Can you transcribe every entry word for word, skipping the images?
#### Material shown ####
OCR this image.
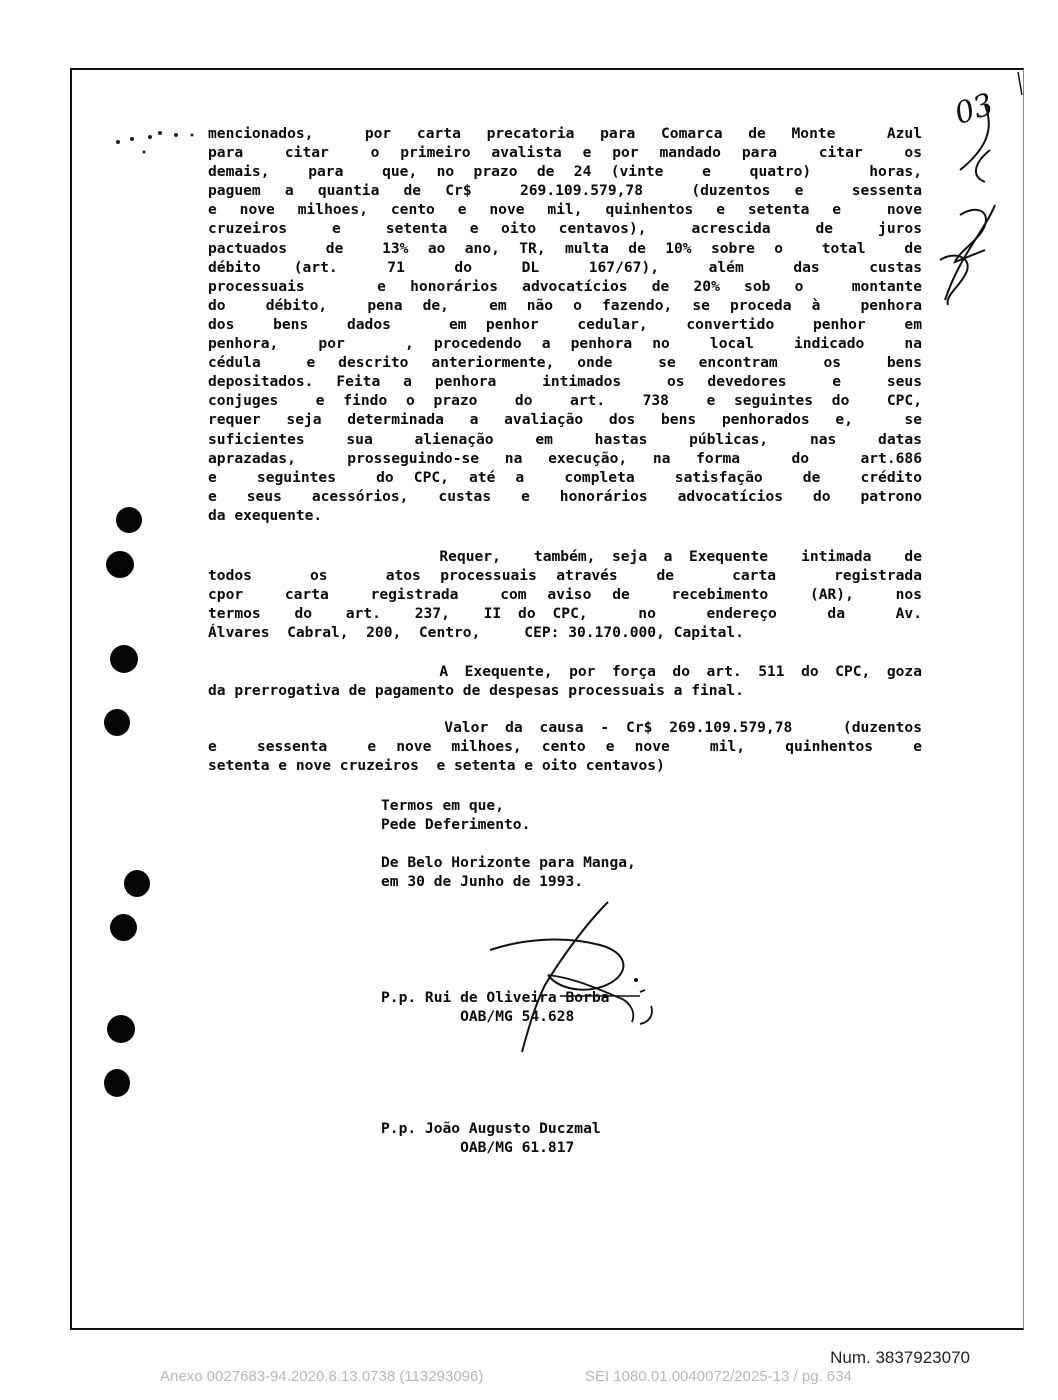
mencionados,  por carta precatoria para Comarca de Monte  Azul
para  citar  o primeiro avalista e por mandado para  citar  os
demais,  para  que, no prazo de 24 (vinte  e  quatro)   horas,
paguem a quantia de Cr$  269.109.579,78  (duzentos e  sessenta
e nove milhoes, cento e nove mil, quinhentos e setenta e  nove
cruzeiros  e  setenta e oito centavos),  acrescida  de  juros
pactuados  de  13% ao ano, TR, multa de 10% sobre o  total  de
débito  (art.   71   do   DL   167/67),   além   das   custas
processuais   e honorários advocatícios de 20% sob o  montante
do  débito,  pena de,  em não o fazendo, se proceda à  penhora
dos  bens  dados   em penhor  cedular,  convertido  penhor  em
penhora,  por   , procedendo a penhora no  local  indicado  na
cédula  e descrito anteriormente, onde  se encontram  os  bens
depositados. Feita a penhora  intimados  os devedores  e  seus
conjuges  e findo o prazo  do  art.  738  e seguintes do  CPC,
requer seja determinada a avaliação dos bens penhorados e,  se
suficientes  sua  alienação  em  hastas  públicas,  nas  datas
aprazadas,  prosseguindo-se na execução, na forma  do  art.686
e  seguintes  do CPC, até a  completa  satisfação  de  crédito
e seus acessórios, custas e honorários advocatícios do patrono
da exequente.
Requer,  também, seja a Exequente  intimada  de
todos   os   atos processuais através  de   carta   registrada
cpor  carta  registrada  com aviso de  recebimento  (AR),  nos
termos  do  art.  237,  II do CPC,   no   endereço   da   Av.
Álvares  Cabral,  200,  Centro,     CEP: 30.170.000, Capital.
A Exequente, por força do art. 511 do CPC, goza
da prerrogativa de pagamento de despesas processuais a final.
Valor da causa - Cr$ 269.109.579,78   (duzentos
e  sessenta  e nove milhoes, cento e nove  mil,  quinhentos  e
setenta e nove cruzeiros  e setenta e oito centavos)
Termos em que,
Pede Deferimento.
De Belo Horizonte para Manga,
em 30 de Junho de 1993.
P.p. Rui de Oliveira Borba
OAB/MG 54.628
P.p. João Augusto Duczmal
OAB/MG 61.817
03
Num. 3837923070
Anexo 0027683-94.2020.8.13.0738 (113293096)	SEI 1080.01.0040072/2025-13 / pg. 634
####
Exercise response:
OCR this image.
mencionados,  por carta precatoria para Comarca de Monte  Azul
para  citar  o primeiro avalista e por mandado para  citar  os
demais,  para  que, no prazo de 24 (vinte  e  quatro)   horas,
paguem a quantia de Cr$  269.109.579,78  (duzentos e  sessenta
e nove milhoes, cento e nove mil, quinhentos e setenta e  nove
cruzeiros  e  setenta e oito centavos),  acrescida  de  juros
pactuados  de  13% ao ano, TR, multa de 10% sobre o  total  de
débito  (art.   71   do   DL   167/67),   além   das   custas
processuais   e honorários advocatícios de 20% sob o  montante
do  débito,  pena de,  em não o fazendo, se proceda à  penhora
dos  bens  dados   em penhor  cedular,  convertido  penhor  em
penhora,  por   , procedendo a penhora no  local  indicado  na
cédula  e descrito anteriormente, onde  se encontram  os  bens
depositados. Feita a penhora  intimados  os devedores  e  seus
conjuges  e findo o prazo  do  art.  738  e seguintes do  CPC,
requer seja determinada a avaliação dos bens penhorados e,  se
suficientes  sua  alienação  em  hastas  públicas,  nas  datas
aprazadas,  prosseguindo-se na execução, na forma  do  art.686
e  seguintes  do CPC, até a  completa  satisfação  de  crédito
e seus acessórios, custas e honorários advocatícios do patrono
da exequente.
Requer,  também, seja a Exequente  intimada  de
todos   os   atos processuais através  de   carta   registrada
cpor  carta  registrada  com aviso de  recebimento  (AR),  nos
termos  do  art.  237,  II do CPC,   no   endereço   da   Av.
Álvares  Cabral,  200,  Centro,     CEP: 30.170.000, Capital.
A Exequente, por força do art. 511 do CPC, goza
da prerrogativa de pagamento de despesas processuais a final.
Valor da causa - Cr$ 269.109.579,78   (duzentos
e  sessenta  e nove milhoes, cento e nove  mil,  quinhentos  e
setenta e nove cruzeiros  e setenta e oito centavos)
Termos em que,
Pede Deferimento.
De Belo Horizonte para Manga,
em 30 de Junho de 1993.
P.p. Rui de Oliveira Borba
OAB/MG 54.628
P.p. João Augusto Duczmal
OAB/MG 61.817
03
Num. 3837923070
Anexo 0027683-94.2020.8.13.0738 (113293096)	SEI 1080.01.0040072/2025-13 / pg. 634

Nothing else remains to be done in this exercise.